--- Goal ---
Gather every line of the entries that includes the word "heading".

--- Dataset ---
------------------------------------------------------------
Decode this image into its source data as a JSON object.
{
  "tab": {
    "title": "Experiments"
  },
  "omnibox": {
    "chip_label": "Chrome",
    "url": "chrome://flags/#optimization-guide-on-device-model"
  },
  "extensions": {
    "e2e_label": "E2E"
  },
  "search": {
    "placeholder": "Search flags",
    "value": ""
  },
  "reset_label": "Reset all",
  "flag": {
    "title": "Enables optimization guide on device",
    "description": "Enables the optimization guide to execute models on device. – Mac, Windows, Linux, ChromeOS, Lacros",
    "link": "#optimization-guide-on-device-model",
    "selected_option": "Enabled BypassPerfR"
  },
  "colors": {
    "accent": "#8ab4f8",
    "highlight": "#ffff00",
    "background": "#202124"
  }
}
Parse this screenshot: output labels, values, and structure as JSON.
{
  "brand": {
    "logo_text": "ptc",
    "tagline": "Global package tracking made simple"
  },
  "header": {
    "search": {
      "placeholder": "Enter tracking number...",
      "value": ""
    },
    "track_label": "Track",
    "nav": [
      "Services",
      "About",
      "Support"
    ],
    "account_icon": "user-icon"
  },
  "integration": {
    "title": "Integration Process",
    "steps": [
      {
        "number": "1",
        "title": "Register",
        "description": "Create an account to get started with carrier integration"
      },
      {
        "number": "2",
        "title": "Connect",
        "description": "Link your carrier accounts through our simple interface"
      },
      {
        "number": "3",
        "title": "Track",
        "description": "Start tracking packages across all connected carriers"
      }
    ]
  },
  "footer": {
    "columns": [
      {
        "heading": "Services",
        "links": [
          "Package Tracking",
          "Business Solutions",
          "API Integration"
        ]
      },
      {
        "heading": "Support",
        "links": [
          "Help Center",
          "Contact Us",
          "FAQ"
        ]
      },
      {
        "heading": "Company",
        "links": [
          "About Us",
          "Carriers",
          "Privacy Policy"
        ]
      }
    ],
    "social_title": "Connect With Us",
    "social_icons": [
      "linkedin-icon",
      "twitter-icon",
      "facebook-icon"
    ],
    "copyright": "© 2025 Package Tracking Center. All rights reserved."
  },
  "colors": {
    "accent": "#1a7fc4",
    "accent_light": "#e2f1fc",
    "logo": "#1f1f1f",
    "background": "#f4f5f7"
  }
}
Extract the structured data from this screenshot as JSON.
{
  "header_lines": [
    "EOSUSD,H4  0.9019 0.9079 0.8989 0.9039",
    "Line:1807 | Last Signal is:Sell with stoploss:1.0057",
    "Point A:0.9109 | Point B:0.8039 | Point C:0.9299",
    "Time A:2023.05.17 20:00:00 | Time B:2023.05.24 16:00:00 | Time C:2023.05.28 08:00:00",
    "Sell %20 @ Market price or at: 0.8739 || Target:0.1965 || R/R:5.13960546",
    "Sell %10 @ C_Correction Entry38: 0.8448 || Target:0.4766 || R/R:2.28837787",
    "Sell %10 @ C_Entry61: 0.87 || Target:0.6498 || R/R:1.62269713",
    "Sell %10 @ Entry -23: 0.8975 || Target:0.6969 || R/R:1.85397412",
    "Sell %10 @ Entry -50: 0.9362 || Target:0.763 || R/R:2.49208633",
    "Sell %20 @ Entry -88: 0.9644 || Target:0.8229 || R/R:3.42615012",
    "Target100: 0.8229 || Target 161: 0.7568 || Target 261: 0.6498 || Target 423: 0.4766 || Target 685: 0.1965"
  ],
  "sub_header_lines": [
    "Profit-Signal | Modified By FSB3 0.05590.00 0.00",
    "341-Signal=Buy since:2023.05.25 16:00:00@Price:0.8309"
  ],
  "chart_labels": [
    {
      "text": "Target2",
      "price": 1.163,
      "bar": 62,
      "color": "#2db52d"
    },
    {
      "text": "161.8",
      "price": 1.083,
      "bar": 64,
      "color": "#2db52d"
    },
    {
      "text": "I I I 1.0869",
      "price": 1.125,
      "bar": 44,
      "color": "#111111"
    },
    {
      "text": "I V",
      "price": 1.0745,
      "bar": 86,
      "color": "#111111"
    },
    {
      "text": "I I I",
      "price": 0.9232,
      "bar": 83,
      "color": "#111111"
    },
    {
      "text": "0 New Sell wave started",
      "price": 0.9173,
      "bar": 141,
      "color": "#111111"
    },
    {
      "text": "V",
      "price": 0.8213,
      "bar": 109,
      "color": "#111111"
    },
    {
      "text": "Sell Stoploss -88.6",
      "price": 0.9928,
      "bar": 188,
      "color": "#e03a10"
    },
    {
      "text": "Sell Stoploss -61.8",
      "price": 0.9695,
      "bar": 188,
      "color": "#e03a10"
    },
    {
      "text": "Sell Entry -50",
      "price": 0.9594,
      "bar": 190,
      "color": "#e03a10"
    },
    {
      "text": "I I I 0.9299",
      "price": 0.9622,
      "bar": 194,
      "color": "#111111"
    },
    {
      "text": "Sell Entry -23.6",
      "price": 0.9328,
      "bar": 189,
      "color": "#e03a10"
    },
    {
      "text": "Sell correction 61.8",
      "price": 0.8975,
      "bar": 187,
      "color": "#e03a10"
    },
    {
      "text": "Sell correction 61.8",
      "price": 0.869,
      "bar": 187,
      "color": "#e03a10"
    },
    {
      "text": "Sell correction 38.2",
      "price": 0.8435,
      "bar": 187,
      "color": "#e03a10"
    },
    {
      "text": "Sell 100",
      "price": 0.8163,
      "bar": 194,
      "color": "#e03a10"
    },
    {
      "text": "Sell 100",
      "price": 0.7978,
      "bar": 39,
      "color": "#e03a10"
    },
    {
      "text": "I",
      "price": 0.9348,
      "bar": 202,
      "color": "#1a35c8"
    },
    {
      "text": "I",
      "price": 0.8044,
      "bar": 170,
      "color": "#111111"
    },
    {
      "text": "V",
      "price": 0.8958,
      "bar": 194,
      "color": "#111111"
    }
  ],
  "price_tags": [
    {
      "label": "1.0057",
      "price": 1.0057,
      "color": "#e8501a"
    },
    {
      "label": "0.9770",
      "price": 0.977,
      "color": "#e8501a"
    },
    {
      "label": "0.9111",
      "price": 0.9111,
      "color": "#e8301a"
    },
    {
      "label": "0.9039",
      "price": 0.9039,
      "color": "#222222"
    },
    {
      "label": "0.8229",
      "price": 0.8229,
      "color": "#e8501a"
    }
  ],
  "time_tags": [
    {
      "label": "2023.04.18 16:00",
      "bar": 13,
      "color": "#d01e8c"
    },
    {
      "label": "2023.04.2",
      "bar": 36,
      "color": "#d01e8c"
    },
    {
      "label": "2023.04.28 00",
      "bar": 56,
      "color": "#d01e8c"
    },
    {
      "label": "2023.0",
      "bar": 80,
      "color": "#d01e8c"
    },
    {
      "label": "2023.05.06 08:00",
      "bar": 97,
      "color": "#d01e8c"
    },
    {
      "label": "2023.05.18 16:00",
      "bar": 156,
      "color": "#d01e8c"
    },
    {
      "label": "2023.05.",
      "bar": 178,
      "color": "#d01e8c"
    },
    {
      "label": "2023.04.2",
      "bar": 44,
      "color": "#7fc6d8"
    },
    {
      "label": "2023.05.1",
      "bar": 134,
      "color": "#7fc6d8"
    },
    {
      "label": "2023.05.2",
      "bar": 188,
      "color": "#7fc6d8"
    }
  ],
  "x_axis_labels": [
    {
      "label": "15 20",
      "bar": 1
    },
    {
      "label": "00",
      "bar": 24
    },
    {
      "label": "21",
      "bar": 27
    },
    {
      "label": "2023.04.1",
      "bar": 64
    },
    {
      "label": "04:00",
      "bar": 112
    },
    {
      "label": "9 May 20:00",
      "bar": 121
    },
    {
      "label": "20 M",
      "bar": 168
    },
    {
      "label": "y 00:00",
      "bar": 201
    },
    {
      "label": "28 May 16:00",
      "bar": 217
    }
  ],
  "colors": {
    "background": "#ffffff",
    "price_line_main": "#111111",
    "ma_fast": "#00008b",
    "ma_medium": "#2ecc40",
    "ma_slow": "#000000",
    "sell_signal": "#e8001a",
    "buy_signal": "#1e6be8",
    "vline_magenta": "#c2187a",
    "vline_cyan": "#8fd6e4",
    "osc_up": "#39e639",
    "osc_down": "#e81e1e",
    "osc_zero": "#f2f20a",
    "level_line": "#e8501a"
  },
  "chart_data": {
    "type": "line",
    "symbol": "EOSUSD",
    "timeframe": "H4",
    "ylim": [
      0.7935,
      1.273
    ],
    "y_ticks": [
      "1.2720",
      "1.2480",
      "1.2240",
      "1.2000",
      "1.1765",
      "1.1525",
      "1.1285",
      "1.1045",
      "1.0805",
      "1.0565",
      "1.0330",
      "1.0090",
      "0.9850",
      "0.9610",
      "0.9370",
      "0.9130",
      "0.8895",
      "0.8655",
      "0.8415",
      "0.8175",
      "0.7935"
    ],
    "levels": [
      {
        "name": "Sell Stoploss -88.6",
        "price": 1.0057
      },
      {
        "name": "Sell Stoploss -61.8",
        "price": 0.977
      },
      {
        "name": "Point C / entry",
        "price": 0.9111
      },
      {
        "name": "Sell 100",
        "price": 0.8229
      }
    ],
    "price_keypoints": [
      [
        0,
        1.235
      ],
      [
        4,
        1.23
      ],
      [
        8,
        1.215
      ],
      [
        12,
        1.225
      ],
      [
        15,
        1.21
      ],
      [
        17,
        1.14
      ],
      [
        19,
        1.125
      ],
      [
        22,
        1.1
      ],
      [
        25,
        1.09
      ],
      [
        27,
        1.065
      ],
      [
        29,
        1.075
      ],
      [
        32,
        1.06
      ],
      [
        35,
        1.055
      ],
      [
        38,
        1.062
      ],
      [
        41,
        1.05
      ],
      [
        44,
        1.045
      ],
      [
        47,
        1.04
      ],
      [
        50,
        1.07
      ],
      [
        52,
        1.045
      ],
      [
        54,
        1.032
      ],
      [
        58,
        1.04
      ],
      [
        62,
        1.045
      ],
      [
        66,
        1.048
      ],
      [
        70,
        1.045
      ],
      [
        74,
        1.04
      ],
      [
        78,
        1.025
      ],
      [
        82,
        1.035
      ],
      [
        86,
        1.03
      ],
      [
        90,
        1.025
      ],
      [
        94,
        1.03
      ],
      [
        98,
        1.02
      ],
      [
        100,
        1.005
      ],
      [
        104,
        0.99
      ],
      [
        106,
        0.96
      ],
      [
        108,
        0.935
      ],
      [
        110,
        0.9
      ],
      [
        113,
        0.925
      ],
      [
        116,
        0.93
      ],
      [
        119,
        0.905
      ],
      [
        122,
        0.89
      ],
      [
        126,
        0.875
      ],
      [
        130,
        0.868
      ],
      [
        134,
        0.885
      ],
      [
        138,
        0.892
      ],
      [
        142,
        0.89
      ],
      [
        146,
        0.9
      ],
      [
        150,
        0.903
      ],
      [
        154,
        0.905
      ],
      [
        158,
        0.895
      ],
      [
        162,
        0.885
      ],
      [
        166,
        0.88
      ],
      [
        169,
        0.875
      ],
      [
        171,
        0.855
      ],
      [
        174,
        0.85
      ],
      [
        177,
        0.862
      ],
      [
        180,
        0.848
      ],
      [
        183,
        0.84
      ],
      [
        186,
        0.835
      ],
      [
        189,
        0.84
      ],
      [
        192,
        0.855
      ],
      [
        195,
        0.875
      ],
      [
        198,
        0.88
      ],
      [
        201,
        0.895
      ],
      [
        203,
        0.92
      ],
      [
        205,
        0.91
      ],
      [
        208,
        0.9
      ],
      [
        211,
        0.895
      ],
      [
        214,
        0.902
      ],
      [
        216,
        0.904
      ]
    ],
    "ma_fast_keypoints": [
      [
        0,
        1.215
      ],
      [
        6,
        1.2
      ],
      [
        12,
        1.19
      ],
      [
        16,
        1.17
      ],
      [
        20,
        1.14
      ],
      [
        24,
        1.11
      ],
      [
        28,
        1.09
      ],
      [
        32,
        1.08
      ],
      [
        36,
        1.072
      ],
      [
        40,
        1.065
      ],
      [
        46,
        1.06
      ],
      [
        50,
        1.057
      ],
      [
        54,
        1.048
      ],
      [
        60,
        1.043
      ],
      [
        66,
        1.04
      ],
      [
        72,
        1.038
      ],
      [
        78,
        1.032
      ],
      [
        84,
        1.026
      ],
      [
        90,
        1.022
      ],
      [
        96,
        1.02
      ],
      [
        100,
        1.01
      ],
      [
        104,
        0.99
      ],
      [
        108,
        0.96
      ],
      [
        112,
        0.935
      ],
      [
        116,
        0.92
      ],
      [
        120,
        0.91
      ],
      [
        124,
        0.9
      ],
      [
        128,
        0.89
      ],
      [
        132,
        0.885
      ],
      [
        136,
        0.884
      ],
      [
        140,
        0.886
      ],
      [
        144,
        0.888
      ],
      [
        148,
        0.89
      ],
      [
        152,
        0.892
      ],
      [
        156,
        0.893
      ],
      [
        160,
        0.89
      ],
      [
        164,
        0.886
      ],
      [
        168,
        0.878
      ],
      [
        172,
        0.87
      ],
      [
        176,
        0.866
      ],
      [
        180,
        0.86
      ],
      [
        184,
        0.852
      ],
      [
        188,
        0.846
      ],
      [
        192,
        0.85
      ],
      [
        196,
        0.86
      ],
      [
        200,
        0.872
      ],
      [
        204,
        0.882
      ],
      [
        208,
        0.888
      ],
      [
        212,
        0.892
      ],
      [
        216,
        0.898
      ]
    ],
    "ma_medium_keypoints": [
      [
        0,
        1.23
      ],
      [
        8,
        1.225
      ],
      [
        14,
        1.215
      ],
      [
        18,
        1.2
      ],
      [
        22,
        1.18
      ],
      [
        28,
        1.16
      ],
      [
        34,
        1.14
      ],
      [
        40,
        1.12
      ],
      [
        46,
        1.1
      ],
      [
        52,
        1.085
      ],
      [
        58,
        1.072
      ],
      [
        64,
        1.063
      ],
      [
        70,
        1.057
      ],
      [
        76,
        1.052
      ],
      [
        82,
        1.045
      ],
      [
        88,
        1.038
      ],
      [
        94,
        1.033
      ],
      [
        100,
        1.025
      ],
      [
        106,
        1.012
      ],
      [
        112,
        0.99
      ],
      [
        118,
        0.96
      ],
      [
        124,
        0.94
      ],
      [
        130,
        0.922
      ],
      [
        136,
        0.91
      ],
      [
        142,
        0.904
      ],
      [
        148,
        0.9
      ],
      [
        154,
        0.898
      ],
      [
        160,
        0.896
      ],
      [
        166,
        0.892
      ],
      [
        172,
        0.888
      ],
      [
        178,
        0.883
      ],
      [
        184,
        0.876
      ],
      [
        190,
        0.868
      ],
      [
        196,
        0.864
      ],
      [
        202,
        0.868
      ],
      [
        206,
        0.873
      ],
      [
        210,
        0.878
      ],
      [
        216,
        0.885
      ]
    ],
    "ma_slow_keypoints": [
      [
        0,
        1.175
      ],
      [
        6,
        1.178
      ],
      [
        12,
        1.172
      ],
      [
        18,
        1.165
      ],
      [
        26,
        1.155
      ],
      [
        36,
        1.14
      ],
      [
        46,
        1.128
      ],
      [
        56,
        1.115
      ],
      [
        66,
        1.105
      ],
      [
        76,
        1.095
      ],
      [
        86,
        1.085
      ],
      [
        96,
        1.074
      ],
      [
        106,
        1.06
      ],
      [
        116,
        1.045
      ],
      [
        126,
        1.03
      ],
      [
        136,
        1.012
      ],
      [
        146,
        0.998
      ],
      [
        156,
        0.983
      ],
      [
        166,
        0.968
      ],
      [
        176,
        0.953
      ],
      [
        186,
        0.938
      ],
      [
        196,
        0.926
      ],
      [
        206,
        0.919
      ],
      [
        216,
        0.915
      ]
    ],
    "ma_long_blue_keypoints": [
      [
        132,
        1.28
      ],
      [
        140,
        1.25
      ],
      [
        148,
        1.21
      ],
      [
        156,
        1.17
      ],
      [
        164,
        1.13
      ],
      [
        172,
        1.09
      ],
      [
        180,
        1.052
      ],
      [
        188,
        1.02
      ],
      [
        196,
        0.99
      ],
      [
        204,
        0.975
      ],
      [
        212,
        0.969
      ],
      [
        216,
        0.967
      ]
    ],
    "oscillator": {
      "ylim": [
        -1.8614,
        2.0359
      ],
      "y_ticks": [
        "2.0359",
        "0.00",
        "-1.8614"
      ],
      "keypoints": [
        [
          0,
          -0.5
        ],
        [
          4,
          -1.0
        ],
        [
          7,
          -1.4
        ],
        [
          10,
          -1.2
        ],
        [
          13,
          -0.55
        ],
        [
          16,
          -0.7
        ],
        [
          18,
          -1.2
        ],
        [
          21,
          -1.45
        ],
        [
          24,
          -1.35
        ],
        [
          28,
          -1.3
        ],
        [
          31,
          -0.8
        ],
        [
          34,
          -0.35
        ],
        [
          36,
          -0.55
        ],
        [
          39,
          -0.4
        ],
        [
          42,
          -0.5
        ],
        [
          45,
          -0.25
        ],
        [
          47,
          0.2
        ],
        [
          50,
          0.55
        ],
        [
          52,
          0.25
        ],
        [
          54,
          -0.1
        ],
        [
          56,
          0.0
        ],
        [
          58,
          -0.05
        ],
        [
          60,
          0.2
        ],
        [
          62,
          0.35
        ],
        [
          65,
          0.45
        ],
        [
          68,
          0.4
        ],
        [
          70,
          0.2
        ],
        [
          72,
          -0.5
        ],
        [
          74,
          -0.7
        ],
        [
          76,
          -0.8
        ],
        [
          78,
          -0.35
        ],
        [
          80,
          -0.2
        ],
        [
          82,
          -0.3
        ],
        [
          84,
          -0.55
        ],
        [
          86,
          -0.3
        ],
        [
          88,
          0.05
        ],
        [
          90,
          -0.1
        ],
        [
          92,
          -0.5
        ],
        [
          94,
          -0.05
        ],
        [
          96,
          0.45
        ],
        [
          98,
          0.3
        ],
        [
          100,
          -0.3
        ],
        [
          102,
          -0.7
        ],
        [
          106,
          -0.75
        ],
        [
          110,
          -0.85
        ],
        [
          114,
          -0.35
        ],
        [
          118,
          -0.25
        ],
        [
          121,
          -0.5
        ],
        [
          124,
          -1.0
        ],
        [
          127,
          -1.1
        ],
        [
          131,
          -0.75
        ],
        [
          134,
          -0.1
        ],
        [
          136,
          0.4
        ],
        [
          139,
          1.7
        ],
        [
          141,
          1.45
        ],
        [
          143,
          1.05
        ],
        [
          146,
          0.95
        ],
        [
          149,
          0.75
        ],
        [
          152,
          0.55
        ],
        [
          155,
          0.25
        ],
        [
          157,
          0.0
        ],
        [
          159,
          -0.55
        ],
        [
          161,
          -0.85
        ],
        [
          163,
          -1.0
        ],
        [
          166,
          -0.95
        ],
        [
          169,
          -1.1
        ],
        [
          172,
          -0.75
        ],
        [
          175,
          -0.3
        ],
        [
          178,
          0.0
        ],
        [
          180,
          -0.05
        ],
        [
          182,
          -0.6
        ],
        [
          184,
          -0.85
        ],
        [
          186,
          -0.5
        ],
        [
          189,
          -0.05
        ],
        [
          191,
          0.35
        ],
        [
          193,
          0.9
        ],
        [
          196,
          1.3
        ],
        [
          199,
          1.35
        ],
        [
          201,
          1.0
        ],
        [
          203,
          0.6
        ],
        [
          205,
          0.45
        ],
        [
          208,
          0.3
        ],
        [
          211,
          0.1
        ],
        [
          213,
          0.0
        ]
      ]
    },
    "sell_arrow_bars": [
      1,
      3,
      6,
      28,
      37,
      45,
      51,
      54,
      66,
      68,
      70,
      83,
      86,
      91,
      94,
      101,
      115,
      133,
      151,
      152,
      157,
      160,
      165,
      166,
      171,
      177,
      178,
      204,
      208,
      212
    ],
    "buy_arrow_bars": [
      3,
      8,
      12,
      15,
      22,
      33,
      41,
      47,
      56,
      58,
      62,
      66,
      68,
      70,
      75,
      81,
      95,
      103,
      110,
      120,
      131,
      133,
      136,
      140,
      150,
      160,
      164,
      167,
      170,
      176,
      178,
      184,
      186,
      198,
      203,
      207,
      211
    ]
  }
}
------------------------------------------------------------
--- Output below ---
        "heading": "Services",
        "heading": "Support",
        "heading": "Company",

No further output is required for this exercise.